===== DATASET RECORDS =====

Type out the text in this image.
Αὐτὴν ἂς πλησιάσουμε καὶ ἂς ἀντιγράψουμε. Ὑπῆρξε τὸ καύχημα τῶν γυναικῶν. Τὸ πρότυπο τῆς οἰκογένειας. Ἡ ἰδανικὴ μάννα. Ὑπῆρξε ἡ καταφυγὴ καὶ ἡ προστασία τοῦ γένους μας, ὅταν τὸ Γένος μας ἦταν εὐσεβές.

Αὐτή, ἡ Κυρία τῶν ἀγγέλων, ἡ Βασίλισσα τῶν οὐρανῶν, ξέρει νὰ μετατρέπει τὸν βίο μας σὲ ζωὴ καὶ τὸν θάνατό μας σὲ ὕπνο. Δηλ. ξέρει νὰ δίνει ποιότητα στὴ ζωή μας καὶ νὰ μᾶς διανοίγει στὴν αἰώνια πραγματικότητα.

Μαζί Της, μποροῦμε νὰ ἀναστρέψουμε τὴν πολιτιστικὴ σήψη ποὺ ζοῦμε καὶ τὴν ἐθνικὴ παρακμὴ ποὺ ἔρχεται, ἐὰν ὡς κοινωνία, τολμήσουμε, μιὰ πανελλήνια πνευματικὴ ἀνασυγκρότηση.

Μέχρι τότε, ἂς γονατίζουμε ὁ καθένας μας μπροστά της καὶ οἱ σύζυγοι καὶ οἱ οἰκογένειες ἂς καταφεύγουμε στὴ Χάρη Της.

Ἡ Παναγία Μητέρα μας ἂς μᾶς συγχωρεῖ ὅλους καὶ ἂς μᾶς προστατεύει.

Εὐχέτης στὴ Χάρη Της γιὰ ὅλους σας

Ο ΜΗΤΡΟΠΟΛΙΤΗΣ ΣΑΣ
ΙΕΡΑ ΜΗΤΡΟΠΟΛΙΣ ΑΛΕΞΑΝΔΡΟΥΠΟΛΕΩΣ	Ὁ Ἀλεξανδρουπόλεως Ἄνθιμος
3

=====

*GOAL:* Using the data above, print every record exactly as shown.

*TASK SOLUTION:*
Type out the text in this image.
Αὐτὴν ἂς πλησιάσουμε καὶ ἂς ἀντιγράψουμε. Ὑπῆρξε τὸ καύχημα τῶν γυναικῶν. Τὸ πρότυπο τῆς οἰκογένειας. Ἡ ἰδανικὴ μάννα. Ὑπῆρξε ἡ καταφυγὴ καὶ ἡ προστασία τοῦ γένους μας, ὅταν τὸ Γένος μας ἦταν εὐσεβές.

Αὐτή, ἡ Κυρία τῶν ἀγγέλων, ἡ Βασίλισσα τῶν οὐρανῶν, ξέρει νὰ μετατρέπει τὸν βίο μας σὲ ζωὴ καὶ τὸν θάνατό μας σὲ ὕπνο. Δηλ. ξέρει νὰ δίνει ποιότητα στὴ ζωή μας καὶ νὰ μᾶς διανοίγει στὴν αἰώνια πραγματικότητα.

Μαζί Της, μποροῦμε νὰ ἀναστρέψουμε τὴν πολιτιστικὴ σήψη ποὺ ζοῦμε καὶ τὴν ἐθνικὴ παρακμὴ ποὺ ἔρχεται, ἐὰν ὡς κοινωνία, τολμήσουμε, μιὰ πανελλήνια πνευματικὴ ἀνασυγκρότηση.

Μέχρι τότε, ἂς γονατίζουμε ὁ καθένας μας μπροστά της καὶ οἱ σύζυγοι καὶ οἱ οἰκογένειες ἂς καταφεύγουμε στὴ Χάρη Της.

Ἡ Παναγία Μητέρα μας ἂς μᾶς συγχωρεῖ ὅλους καὶ ἂς μᾶς προστατεύει.

Εὐχέτης στὴ Χάρη Της γιὰ ὅλους σας

Ο ΜΗΤΡΟΠΟΛΙΤΗΣ ΣΑΣ
ΙΕΡΑ ΜΗΤΡΟΠΟΛΙΣ ΑΛΕΞΑΝΔΡΟΥΠΟΛΕΩΣ	Ὁ Ἀλεξανδρουπόλεως Ἄνθιμος
3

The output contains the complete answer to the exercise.